▸ Written problem
Draw out every line with the word "телефона" from the listing below.

◇ ◇ ◇ ◇

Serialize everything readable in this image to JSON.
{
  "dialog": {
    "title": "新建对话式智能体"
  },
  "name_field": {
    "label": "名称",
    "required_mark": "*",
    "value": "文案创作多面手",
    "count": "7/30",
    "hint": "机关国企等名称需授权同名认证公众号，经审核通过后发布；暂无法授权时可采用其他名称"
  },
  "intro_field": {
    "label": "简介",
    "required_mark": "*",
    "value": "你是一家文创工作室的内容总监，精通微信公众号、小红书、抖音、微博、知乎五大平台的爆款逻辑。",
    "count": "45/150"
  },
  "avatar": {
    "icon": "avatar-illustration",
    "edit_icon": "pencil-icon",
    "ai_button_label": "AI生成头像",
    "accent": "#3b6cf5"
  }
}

◇ ◇ ◇ ◇

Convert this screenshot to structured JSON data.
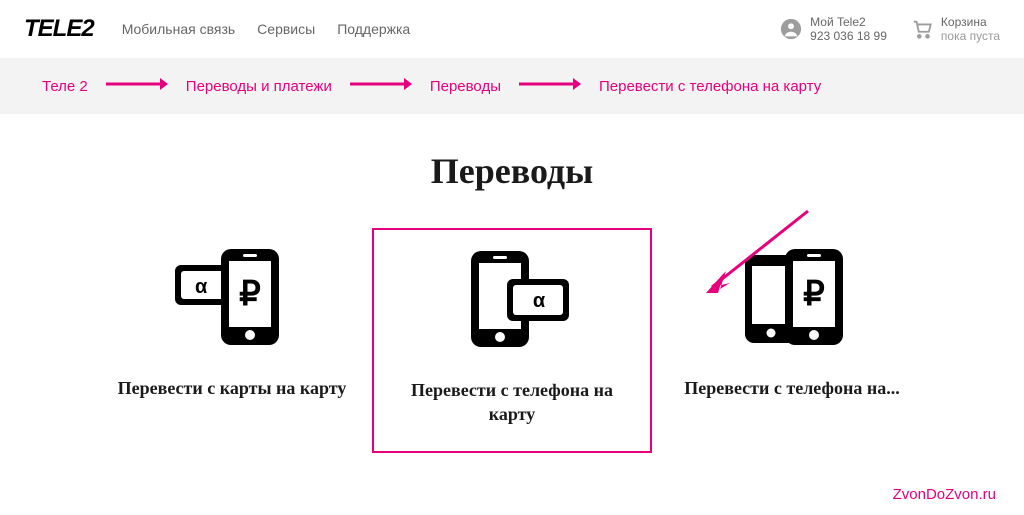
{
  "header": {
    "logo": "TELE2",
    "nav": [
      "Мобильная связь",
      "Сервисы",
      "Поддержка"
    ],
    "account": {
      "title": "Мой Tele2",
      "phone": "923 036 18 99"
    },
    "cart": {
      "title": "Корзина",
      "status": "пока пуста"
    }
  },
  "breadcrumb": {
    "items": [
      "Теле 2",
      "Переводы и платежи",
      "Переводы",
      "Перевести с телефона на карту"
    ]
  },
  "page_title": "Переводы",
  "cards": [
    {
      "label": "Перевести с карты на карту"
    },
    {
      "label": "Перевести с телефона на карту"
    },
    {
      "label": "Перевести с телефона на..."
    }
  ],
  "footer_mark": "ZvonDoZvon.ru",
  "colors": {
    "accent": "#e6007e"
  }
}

◇ ◇ ◇ ◇

▸ Exercise solution
      "Перевести с телефона на карту"
      "label": "Перевести с телефона на карту"
      "label": "Перевести с телефона на..."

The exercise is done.